--- Begin PASSAGE SHOWN ---
# Cobalt Blob Top



## Huntindog (Jan 24, 2019)

Hi,
I'm looking for a Cobalt Blob Top for one of my repairs.
This top needs to be in good shape and preferably with part of the neck still present.
A nice dark Cobalt would be the best and it needs to be the fat "saucer" top type.
Any help finding one will be rewarded.
In otherwords I'll buy it.
Now lets not get crazy with the price... LOL
Thanks for looking..


----------



## saratogadriver (Jan 25, 2019)

If you put a pic of the receiving bottle on, people would have some ability to try to color match it.

Jim G


----------



## Huntindog (Jan 29, 2019)

Thanks for the reply Saratoga,
Style, shape and color are the same as the picture I posted.
It is for a cobalt blobtop soda.


----------



## Huntindog (Jan 30, 2019)

So I guess none of you diggers pack home shards like I do.
--- End PASSAGE SHOWN ---
[INSTRUCTIONS TO FOLLOW]:
For each statement, say yes or no as to whether it agrees with the thread on the cobalt blob top, and quote the words of the thread that decide it. 1. The person asking wants the top to have part of the neck if possible. 2. The first reply suggests posting a picture of the receiving bottle so people can match the color. 3. The person asking wants a thin, flat top type.
--- Begin GIVEN RECORDS ---
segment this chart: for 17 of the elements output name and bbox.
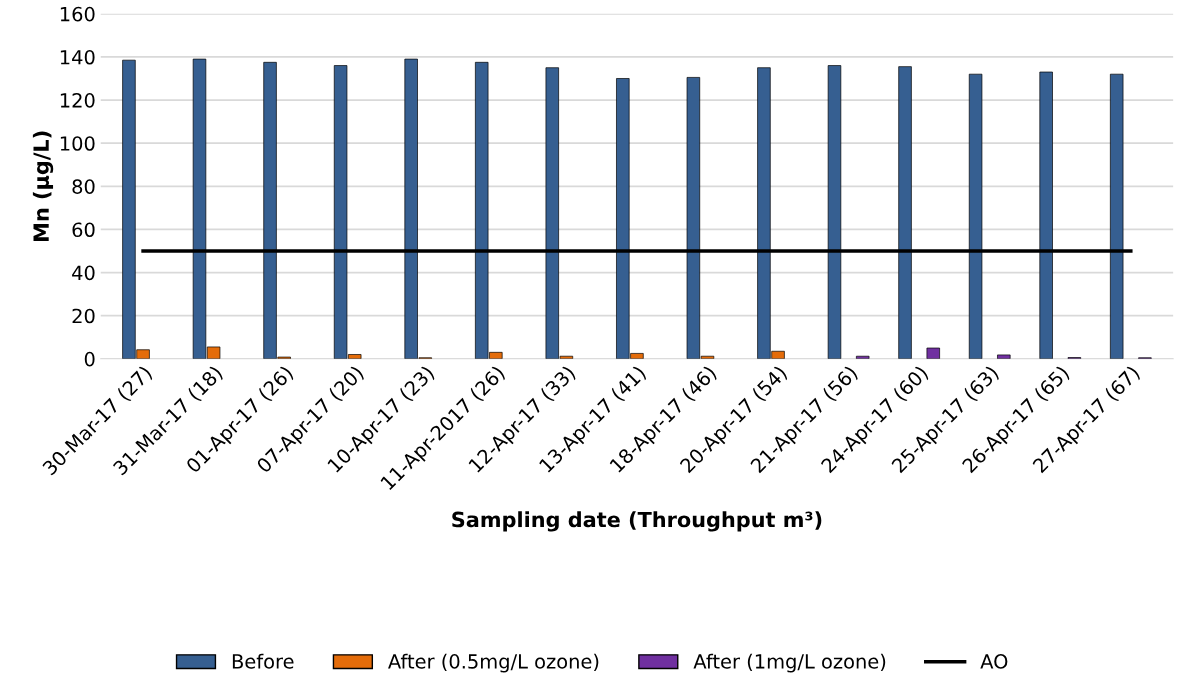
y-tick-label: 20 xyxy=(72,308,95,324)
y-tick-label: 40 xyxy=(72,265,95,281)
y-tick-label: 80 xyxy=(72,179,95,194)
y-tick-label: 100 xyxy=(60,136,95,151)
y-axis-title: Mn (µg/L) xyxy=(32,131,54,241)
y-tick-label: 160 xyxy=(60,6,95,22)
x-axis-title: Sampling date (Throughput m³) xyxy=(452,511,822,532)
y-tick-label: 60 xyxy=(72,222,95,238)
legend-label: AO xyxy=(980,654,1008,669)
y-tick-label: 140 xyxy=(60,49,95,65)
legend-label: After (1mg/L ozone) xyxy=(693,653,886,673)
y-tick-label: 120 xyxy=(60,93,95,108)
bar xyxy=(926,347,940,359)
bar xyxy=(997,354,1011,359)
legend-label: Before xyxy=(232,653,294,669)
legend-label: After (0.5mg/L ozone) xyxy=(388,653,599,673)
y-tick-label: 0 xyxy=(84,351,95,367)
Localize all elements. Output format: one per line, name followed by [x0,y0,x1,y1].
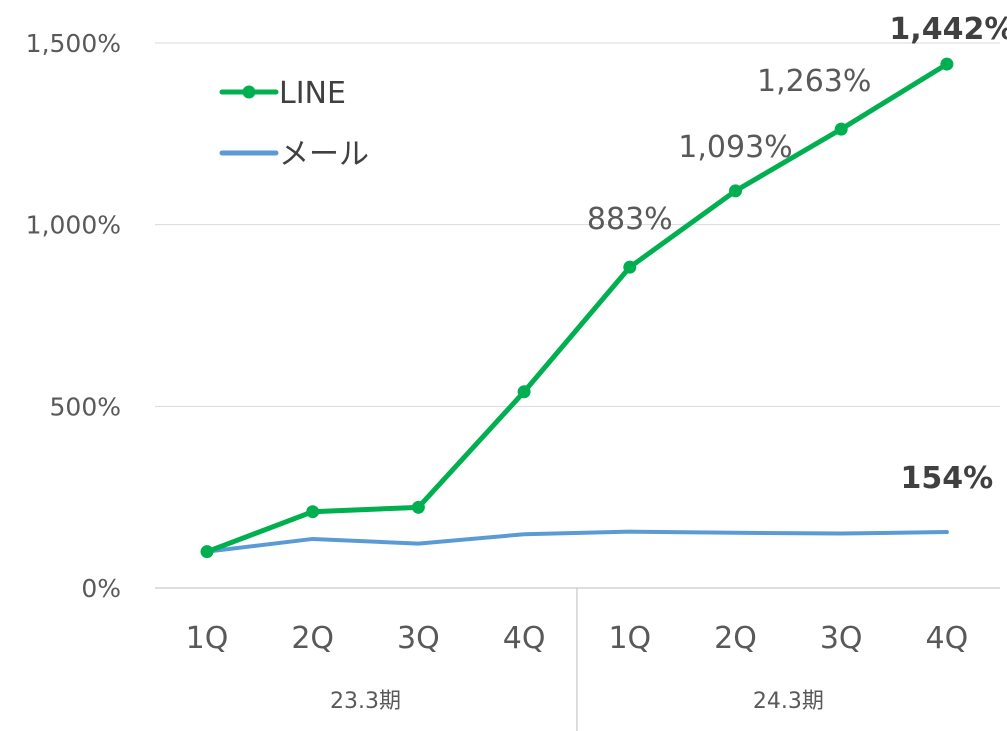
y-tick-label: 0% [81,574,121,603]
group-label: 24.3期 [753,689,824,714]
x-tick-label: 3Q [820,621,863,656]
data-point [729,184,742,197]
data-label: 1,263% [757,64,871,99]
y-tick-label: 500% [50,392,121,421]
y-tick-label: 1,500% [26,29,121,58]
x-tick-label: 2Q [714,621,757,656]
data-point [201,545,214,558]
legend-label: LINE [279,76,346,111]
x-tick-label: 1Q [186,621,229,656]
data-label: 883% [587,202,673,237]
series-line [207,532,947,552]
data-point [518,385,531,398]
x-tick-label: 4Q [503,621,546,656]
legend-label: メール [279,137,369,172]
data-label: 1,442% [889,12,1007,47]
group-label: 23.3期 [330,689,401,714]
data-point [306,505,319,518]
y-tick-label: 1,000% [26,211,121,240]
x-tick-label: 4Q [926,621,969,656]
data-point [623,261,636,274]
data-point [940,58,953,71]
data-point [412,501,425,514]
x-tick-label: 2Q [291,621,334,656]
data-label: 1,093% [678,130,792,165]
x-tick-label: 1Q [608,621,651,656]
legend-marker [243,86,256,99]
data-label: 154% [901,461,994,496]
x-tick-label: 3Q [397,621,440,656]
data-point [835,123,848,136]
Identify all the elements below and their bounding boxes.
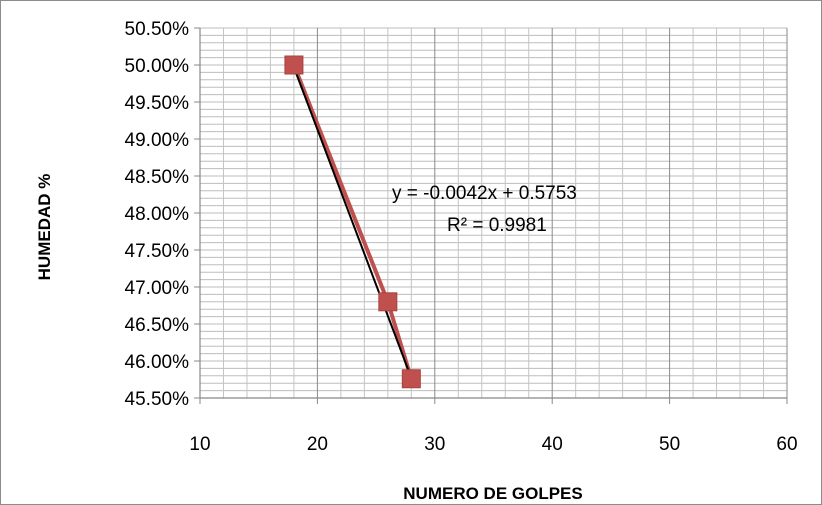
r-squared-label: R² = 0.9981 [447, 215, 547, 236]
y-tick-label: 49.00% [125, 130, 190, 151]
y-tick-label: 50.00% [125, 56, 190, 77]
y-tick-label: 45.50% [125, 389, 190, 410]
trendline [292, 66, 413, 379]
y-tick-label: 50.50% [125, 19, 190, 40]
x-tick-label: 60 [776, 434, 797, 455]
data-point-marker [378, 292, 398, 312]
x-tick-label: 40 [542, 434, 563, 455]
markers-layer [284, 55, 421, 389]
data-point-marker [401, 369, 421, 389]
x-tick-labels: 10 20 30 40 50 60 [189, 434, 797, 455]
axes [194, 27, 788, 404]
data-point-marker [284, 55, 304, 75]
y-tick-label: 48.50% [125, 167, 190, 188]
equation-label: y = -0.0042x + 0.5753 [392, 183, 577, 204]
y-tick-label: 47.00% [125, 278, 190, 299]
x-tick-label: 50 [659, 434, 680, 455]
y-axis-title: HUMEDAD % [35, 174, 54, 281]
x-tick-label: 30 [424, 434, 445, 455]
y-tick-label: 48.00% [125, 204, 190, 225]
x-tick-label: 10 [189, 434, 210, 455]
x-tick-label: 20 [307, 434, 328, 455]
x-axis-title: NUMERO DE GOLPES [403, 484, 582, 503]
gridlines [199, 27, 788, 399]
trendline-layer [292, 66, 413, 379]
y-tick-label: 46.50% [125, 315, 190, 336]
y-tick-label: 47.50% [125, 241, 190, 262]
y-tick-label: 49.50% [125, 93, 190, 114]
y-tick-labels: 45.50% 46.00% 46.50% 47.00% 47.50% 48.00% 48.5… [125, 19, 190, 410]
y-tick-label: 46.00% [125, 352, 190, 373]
--- End GIVEN RECORDS ---
[SOLUTION TO THIS EXERCISE]:
1. Yes: "preferably with part of the neck still present."
2. Yes: "If you put a pic of the receiving bottle on, people would have some ability to try to color match it."
3. No: "it needs to be the fat "saucer" top type."